(STORED DATA)
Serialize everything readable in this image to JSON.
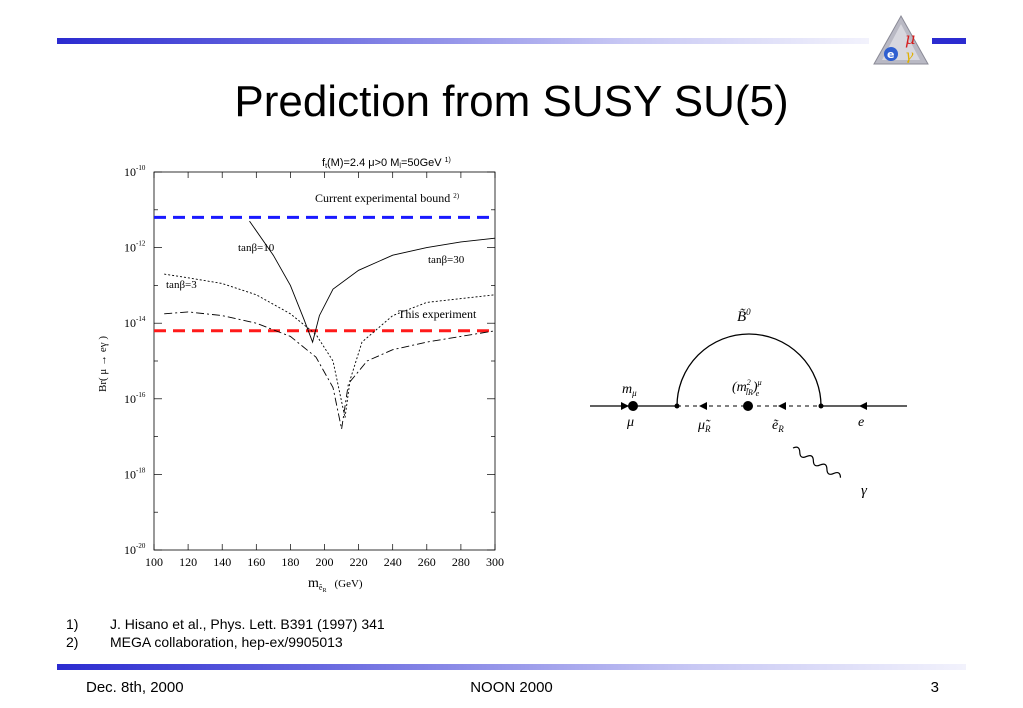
{
  "slide": {
    "title": "Prediction from SUSY SU(5)",
    "logo_text": {
      "mu": "μ",
      "e": "e",
      "gamma": "γ"
    }
  },
  "chart_data": {
    "type": "line",
    "title": "f",
    "title_sub": "t",
    "title_rest": "(M)=2.4  μ>0  M",
    "title_sub2": "l",
    "title_rest2": "=50GeV",
    "title_ref": "1)",
    "xlabel": "m",
    "xlabel_sub": "ẽ",
    "xlabel_sub2": "R",
    "xlabel_unit": "(GeV)",
    "ylabel": "Br( μ → eγ )",
    "xlim": [
      100,
      300
    ],
    "ylim_log10": [
      -20,
      -10
    ],
    "x_ticks": [
      "100",
      "120",
      "140",
      "160",
      "180",
      "200",
      "220",
      "240",
      "260",
      "280",
      "300"
    ],
    "y_ticks": [
      {
        "base": "10",
        "exp": "-10"
      },
      {
        "base": "10",
        "exp": "-12"
      },
      {
        "base": "10",
        "exp": "-14"
      },
      {
        "base": "10",
        "exp": "-16"
      },
      {
        "base": "10",
        "exp": "-18"
      },
      {
        "base": "10",
        "exp": "-20"
      }
    ],
    "y_log_values": [
      -10,
      -12,
      -14,
      -16,
      -18,
      -20
    ],
    "bounds": [
      {
        "label": "Current experimental bound",
        "ref": "2)",
        "log10_value": -11.2,
        "color": "#1a1aff"
      },
      {
        "label": "This experiment",
        "log10_value": -14.2,
        "color": "#ff1a1a"
      }
    ],
    "series": [
      {
        "name": "tanβ=30",
        "style": "solid",
        "points": [
          [
            156,
            -11.3
          ],
          [
            170,
            -12.2
          ],
          [
            180,
            -13.0
          ],
          [
            188,
            -13.9
          ],
          [
            193,
            -14.5
          ],
          [
            197,
            -13.8
          ],
          [
            205,
            -13.1
          ],
          [
            220,
            -12.6
          ],
          [
            240,
            -12.2
          ],
          [
            260,
            -12.0
          ],
          [
            280,
            -11.85
          ],
          [
            300,
            -11.75
          ]
        ]
      },
      {
        "name": "tanβ=10",
        "style": "dotted",
        "points": [
          [
            106,
            -12.7
          ],
          [
            120,
            -12.8
          ],
          [
            140,
            -12.95
          ],
          [
            160,
            -13.25
          ],
          [
            180,
            -13.75
          ],
          [
            195,
            -14.3
          ],
          [
            205,
            -15.0
          ],
          [
            212,
            -16.5
          ],
          [
            215,
            -15.5
          ],
          [
            222,
            -14.5
          ],
          [
            240,
            -13.8
          ],
          [
            260,
            -13.45
          ],
          [
            280,
            -13.35
          ],
          [
            300,
            -13.25
          ]
        ]
      },
      {
        "name": "tanβ=3",
        "style": "dashdot",
        "points": [
          [
            106,
            -13.75
          ],
          [
            120,
            -13.7
          ],
          [
            140,
            -13.8
          ],
          [
            160,
            -14.0
          ],
          [
            180,
            -14.35
          ],
          [
            195,
            -14.9
          ],
          [
            205,
            -15.7
          ],
          [
            210,
            -16.8
          ],
          [
            214,
            -15.6
          ],
          [
            225,
            -15.0
          ],
          [
            240,
            -14.7
          ],
          [
            260,
            -14.5
          ],
          [
            280,
            -14.35
          ],
          [
            300,
            -14.2
          ]
        ]
      }
    ],
    "curve_labels": [
      {
        "name": "tanβ=10",
        "text": "tanβ=10"
      },
      {
        "name": "tanβ=3",
        "text": "tanβ=3"
      },
      {
        "name": "tanβ=30",
        "text": "tanβ=30"
      }
    ]
  },
  "diagram": {
    "m_mu": "m",
    "m_mu_sub": "μ",
    "mu": "μ",
    "mu_tilde": "μ̃",
    "mu_tilde_sub": "R",
    "e_tilde": "ẽ",
    "e_tilde_sub": "R",
    "e": "e",
    "b_tilde": "B̃",
    "b_tilde_sup": "0",
    "mass_insertion": "(m",
    "mass_insertion_sup": "2",
    "mass_insertion_sub": "l̃R",
    "mass_insertion_close": ")",
    "mass_insertion_sup2": "μ",
    "mass_insertion_sub2": "e",
    "gamma": "γ"
  },
  "references": [
    {
      "num": "1)",
      "text": "J. Hisano et al., Phys. Lett. B391 (1997) 341"
    },
    {
      "num": "2)",
      "text": "MEGA collaboration, hep-ex/9905013"
    }
  ],
  "footer": {
    "date": "Dec. 8th, 2000",
    "event": "NOON 2000",
    "page": "3"
  }
}
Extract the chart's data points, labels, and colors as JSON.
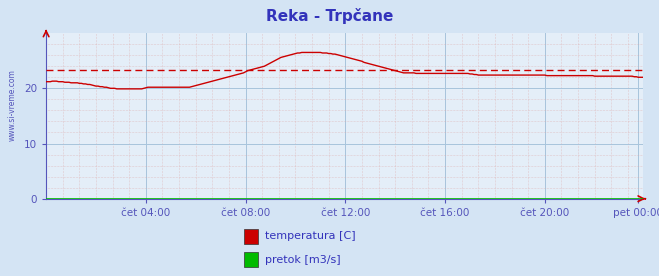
{
  "title": "Reka - Trpčane",
  "background_color": "#d4e4f4",
  "plot_bg_color": "#e4eef8",
  "watermark": "www.si-vreme.com",
  "xlabel_ticks": [
    "čet 04:00",
    "čet 08:00",
    "čet 12:00",
    "čet 16:00",
    "čet 20:00",
    "pet 00:00"
  ],
  "yticks": [
    0,
    10,
    20
  ],
  "ylim": [
    0,
    30
  ],
  "xlim": [
    0,
    287
  ],
  "avg_line_y": 23.3,
  "legend_items": [
    {
      "label": "temperatura [C]",
      "color": "#cc0000"
    },
    {
      "label": "pretok [m3/s]",
      "color": "#00bb00"
    }
  ],
  "tick_positions_x": [
    48,
    96,
    144,
    192,
    240,
    285
  ],
  "num_points": 288,
  "temp_data": [
    21.2,
    21.2,
    21.2,
    21.3,
    21.3,
    21.3,
    21.2,
    21.2,
    21.2,
    21.1,
    21.1,
    21.1,
    21.0,
    21.0,
    21.0,
    21.0,
    20.9,
    20.9,
    20.8,
    20.8,
    20.7,
    20.7,
    20.6,
    20.5,
    20.4,
    20.4,
    20.3,
    20.3,
    20.2,
    20.2,
    20.1,
    20.0,
    20.0,
    20.0,
    19.9,
    19.9,
    19.9,
    19.9,
    19.9,
    19.9,
    19.9,
    19.9,
    19.9,
    19.9,
    19.9,
    19.9,
    19.9,
    20.0,
    20.1,
    20.2,
    20.2,
    20.2,
    20.2,
    20.2,
    20.2,
    20.2,
    20.2,
    20.2,
    20.2,
    20.2,
    20.2,
    20.2,
    20.2,
    20.2,
    20.2,
    20.2,
    20.2,
    20.2,
    20.2,
    20.2,
    20.3,
    20.4,
    20.5,
    20.6,
    20.7,
    20.8,
    20.9,
    21.0,
    21.1,
    21.2,
    21.3,
    21.4,
    21.5,
    21.6,
    21.7,
    21.8,
    21.9,
    22.0,
    22.1,
    22.2,
    22.3,
    22.4,
    22.5,
    22.6,
    22.7,
    22.8,
    23.0,
    23.2,
    23.3,
    23.4,
    23.5,
    23.6,
    23.7,
    23.8,
    23.9,
    24.0,
    24.2,
    24.4,
    24.6,
    24.8,
    25.0,
    25.2,
    25.4,
    25.6,
    25.7,
    25.8,
    25.9,
    26.0,
    26.1,
    26.2,
    26.3,
    26.4,
    26.4,
    26.5,
    26.5,
    26.5,
    26.5,
    26.5,
    26.5,
    26.5,
    26.5,
    26.5,
    26.5,
    26.4,
    26.4,
    26.4,
    26.3,
    26.3,
    26.2,
    26.2,
    26.1,
    26.0,
    25.9,
    25.8,
    25.7,
    25.6,
    25.5,
    25.4,
    25.3,
    25.2,
    25.1,
    25.0,
    24.9,
    24.7,
    24.6,
    24.5,
    24.4,
    24.3,
    24.2,
    24.1,
    24.0,
    23.9,
    23.8,
    23.7,
    23.6,
    23.5,
    23.4,
    23.3,
    23.2,
    23.1,
    23.0,
    22.9,
    22.8,
    22.8,
    22.8,
    22.8,
    22.8,
    22.8,
    22.7,
    22.7,
    22.7,
    22.7,
    22.7,
    22.7,
    22.7,
    22.7,
    22.7,
    22.7,
    22.7,
    22.7,
    22.7,
    22.7,
    22.7,
    22.7,
    22.7,
    22.7,
    22.7,
    22.7,
    22.7,
    22.7,
    22.7,
    22.7,
    22.7,
    22.7,
    22.6,
    22.6,
    22.5,
    22.5,
    22.4,
    22.4,
    22.4,
    22.4,
    22.4,
    22.4,
    22.4,
    22.4,
    22.4,
    22.4,
    22.4,
    22.4,
    22.4,
    22.4,
    22.4,
    22.4,
    22.4,
    22.4,
    22.4,
    22.4,
    22.4,
    22.4,
    22.4,
    22.4,
    22.4,
    22.4,
    22.4,
    22.4,
    22.4,
    22.4,
    22.4,
    22.4,
    22.4,
    22.3,
    22.3,
    22.3,
    22.3,
    22.3,
    22.3,
    22.3,
    22.3,
    22.3,
    22.3,
    22.3,
    22.3,
    22.3,
    22.3,
    22.3,
    22.3,
    22.3,
    22.3,
    22.3,
    22.3,
    22.3,
    22.3,
    22.3,
    22.2,
    22.2,
    22.2,
    22.2,
    22.2,
    22.2,
    22.2,
    22.2,
    22.2,
    22.2,
    22.2,
    22.2,
    22.2,
    22.2,
    22.2,
    22.2,
    22.2,
    22.2,
    22.2,
    22.1,
    22.1,
    22.0,
    22.0,
    22.0
  ],
  "flow_data_value": 0.0
}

(JOB)
Show every line from the entries above in which the word "style" appears.

(RESULT OF THIS EXERCISE)
        "style": "solid",
        "style": "dotted",
        "style": "dashdot",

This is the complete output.